Recorded data
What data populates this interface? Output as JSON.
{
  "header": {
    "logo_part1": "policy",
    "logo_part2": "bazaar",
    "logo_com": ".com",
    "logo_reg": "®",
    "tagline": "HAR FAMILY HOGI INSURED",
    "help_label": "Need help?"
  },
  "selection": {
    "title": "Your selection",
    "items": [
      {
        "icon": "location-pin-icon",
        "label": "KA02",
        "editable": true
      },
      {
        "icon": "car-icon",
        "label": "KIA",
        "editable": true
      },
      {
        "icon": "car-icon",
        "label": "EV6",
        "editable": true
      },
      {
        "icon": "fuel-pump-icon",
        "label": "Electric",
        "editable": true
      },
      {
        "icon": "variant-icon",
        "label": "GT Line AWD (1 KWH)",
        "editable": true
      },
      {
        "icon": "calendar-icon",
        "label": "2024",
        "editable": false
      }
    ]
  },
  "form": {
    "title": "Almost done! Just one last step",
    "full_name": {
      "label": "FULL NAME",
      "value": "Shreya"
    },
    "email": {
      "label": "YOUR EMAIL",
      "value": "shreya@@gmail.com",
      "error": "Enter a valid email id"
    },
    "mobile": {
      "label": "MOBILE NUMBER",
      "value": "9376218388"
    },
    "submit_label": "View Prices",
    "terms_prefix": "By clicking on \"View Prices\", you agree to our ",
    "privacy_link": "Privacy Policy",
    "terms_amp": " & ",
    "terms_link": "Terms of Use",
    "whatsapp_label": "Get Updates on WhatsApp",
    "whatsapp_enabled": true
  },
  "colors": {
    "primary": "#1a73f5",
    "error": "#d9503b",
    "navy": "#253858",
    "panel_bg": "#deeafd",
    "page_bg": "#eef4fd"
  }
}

* _CHALLENGE_
Using the data above, return each line exactly as written.

* _SOLUTION TO THIS PROBLEM_
What data populates this interface? Output as JSON.
{
  "header": {
    "logo_part1": "policy",
    "logo_part2": "bazaar",
    "logo_com": ".com",
    "logo_reg": "®",
    "tagline": "HAR FAMILY HOGI INSURED",
    "help_label": "Need help?"
  },
  "selection": {
    "title": "Your selection",
    "items": [
      {
        "icon": "location-pin-icon",
        "label": "KA02",
        "editable": true
      },
      {
        "icon": "car-icon",
        "label": "KIA",
        "editable": true
      },
      {
        "icon": "car-icon",
        "label": "EV6",
        "editable": true
      },
      {
        "icon": "fuel-pump-icon",
        "label": "Electric",
        "editable": true
      },
      {
        "icon": "variant-icon",
        "label": "GT Line AWD (1 KWH)",
        "editable": true
      },
      {
        "icon": "calendar-icon",
        "label": "2024",
        "editable": false
      }
    ]
  },
  "form": {
    "title": "Almost done! Just one last step",
    "full_name": {
      "label": "FULL NAME",
      "value": "Shreya"
    },
    "email": {
      "label": "YOUR EMAIL",
      "value": "shreya@@gmail.com",
      "error": "Enter a valid email id"
    },
    "mobile": {
      "label": "MOBILE NUMBER",
      "value": "9376218388"
    },
    "submit_label": "View Prices",
    "terms_prefix": "By clicking on \"View Prices\", you agree to our ",
    "privacy_link": "Privacy Policy",
    "terms_amp": " & ",
    "terms_link": "Terms of Use",
    "whatsapp_label": "Get Updates on WhatsApp",
    "whatsapp_enabled": true
  },
  "colors": {
    "primary": "#1a73f5",
    "error": "#d9503b",
    "navy": "#253858",
    "panel_bg": "#deeafd",
    "page_bg": "#eef4fd"
  }
}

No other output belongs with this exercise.